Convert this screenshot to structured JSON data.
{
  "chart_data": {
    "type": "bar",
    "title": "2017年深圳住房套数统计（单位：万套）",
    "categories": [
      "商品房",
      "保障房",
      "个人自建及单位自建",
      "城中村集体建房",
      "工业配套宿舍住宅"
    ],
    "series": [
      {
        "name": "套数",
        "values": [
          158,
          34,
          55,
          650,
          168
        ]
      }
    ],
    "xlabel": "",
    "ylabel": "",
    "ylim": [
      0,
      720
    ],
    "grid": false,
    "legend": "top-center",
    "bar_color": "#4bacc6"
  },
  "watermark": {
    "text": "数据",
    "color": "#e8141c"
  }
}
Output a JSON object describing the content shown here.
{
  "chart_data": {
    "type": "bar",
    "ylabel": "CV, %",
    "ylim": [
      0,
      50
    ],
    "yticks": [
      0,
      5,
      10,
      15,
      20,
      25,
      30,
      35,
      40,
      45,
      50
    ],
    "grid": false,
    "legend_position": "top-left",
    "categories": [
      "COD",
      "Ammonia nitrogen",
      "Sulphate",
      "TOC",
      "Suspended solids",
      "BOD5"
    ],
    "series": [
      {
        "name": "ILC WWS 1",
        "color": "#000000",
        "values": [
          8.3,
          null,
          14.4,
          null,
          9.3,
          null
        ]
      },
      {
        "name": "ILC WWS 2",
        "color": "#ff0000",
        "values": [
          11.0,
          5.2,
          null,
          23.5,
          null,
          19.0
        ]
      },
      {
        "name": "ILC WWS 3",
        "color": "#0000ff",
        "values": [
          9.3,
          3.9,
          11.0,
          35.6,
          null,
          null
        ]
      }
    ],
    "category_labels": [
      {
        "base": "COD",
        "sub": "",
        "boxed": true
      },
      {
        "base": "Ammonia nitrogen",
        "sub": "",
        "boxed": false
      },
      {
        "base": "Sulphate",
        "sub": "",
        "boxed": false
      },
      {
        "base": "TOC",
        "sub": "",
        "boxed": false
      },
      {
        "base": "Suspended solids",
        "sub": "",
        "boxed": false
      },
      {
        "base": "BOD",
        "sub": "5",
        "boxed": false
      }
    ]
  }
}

====

> [Challenge] Search the data above for lines holding "name" and copy each of them.

> [Response to the exercise]
        "name": "套数",
        "name": "ILC WWS 1",
        "name": "ILC WWS 2",
        "name": "ILC WWS 3",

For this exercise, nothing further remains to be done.